■ STATED GOAL 1: In the plot summary, what is the name of the Swiss school Evangeline attends?
■ STATED GOAL 2: Copy the stretch of the plot summary from "Pither regards this" through "He storms out.", switching "virginal fragrance" to "youthful fragrance".

■ EXTRACTED TEXT:

◇ ◇ ◇ ◇

At tea, Aunt Ermyntrude explains that her niece Evangeline Edwards is expected to return in one week from her Swiss school, the Pensionnat Bellevue, in Lausanne, of which Ermyntrude herself is an alumna. When Edith learns that Evangeline plans to return alone by train, she is shocked: "I don't approve of women travelling on the Continent. To me immorality begins on the dock at Calais.... I always say to my Girl Guides: 'Learn one language: English. And if you have the misfortune some day to have to travel on the Continent, keep on speaking English, only speak louder.' "

Pither regards this as an expression of "abysmal ignorance," and Edith's own father agrees, much to her annoyance. Pither is determined to find a young, attractive woman who can travel unmolested by train on the Continent and will "bring her here and parade her under your very nose, that her virginal fragrance may dispel the musty, antiquated fumes of your mind." He storms out.

Scene 2 is Evangeline's bedroom at school. We meet her chums: Bertha,a blonde German girl; Joyce Arbuthnot-Palmer, a hearty English girl, very country; Henrietta Bamberg, an American brunette with abroad mid-western accent; and Madeleine, a vivacious French beauty. Finally, we meet Evangeline, in her dressing gown and slippers. She is young, unwise in the ways of the world, and frantic to pack her bags for a train that leaves for Calais in a little more than an hour. The girls all speculate on what the future holds for them. A knock on the door heralds the entrance of their tall and prim English chemistry teacher, Miss Pratt, who promptly offers some scientific advice on life: "Experiment."

Scene 3 is a railway carriage, into which Evangeline scrambles while Miss Pratt hands her some baggage from the platform and reminds her to experiment. The compartment is already occupied by André de Croissant, a handsome, middle-aged Frenchman. Evangeline quietly reads a book, until she realises that she cannot locate her train ticket. She frantically searches for it. The gallant Gallic graciously offers her an extra ticket, which he had purchased for a companion who missed the train. When she tells him that she is returning to Oxford to live with her aunt, André has a better idea. He explains that he owns the famous Folies de Paris and in one season can make her a cabaret star. She admits that she can sing and dance a little and, taking her cue from Miss Pratt, decides to experiment.

◇ ◇ ◇ ◇

■ DATA SHOWN:
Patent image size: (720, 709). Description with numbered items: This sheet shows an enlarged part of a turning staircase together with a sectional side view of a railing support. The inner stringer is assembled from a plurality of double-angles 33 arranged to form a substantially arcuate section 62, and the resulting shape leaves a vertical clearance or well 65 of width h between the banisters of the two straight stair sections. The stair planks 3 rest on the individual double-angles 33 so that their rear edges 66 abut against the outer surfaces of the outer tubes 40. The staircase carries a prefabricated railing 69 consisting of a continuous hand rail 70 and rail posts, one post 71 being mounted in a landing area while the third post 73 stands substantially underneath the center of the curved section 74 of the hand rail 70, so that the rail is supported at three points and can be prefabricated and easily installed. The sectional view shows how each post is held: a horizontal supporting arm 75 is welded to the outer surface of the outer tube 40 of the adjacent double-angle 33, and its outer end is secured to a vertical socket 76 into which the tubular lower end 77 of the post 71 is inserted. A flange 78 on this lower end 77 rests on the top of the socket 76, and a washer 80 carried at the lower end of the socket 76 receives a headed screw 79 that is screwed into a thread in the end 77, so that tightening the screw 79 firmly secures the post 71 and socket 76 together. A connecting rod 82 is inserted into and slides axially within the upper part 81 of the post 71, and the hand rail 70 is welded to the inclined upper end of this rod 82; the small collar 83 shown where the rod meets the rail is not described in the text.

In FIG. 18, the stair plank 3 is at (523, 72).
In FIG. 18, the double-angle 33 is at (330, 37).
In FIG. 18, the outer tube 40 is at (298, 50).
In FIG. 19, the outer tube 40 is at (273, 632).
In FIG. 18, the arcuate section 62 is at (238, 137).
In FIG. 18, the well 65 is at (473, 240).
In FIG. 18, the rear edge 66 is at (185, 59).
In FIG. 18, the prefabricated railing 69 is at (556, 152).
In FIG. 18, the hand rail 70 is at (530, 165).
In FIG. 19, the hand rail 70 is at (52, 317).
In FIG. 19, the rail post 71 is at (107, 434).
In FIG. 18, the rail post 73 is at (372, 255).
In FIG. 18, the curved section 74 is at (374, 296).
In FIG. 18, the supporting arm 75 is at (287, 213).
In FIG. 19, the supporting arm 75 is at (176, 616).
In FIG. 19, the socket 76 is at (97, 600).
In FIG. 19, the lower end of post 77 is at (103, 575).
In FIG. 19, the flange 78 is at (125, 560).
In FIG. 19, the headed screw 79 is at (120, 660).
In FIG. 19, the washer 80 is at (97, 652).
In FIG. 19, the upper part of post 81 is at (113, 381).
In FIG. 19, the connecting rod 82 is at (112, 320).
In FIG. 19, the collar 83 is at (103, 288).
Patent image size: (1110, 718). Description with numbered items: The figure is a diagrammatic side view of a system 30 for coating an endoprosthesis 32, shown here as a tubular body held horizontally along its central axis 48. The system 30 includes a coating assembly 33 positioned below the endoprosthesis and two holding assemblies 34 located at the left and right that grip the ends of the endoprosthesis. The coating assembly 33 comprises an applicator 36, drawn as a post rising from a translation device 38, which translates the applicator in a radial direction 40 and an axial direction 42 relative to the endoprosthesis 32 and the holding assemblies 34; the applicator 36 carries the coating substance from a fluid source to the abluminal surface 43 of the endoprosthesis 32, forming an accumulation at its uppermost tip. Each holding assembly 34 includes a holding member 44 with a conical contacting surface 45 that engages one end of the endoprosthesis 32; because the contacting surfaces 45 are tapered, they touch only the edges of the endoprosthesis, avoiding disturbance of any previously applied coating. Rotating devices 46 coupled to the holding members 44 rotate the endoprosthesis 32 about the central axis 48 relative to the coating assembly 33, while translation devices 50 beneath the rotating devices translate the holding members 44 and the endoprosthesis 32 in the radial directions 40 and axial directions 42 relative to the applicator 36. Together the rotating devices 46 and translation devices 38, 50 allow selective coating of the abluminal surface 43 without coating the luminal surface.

◇ ◇ ◇ ◇

■ COMPLETE ANSWER 1: The Pensionnat Bellevue, in Lausanne.

■ COMPLETE ANSWER 2:
Pither regards this as an expression of "abysmal ignorance," and Edith's own father agrees, much to her annoyance. Pither is determined to find a young, attractive woman who can travel unmolested by train on the Continent and will "bring her here and parade her under your very nose, that her youthful fragrance may dispel the musty, antiquated fumes of your mind." He storms out.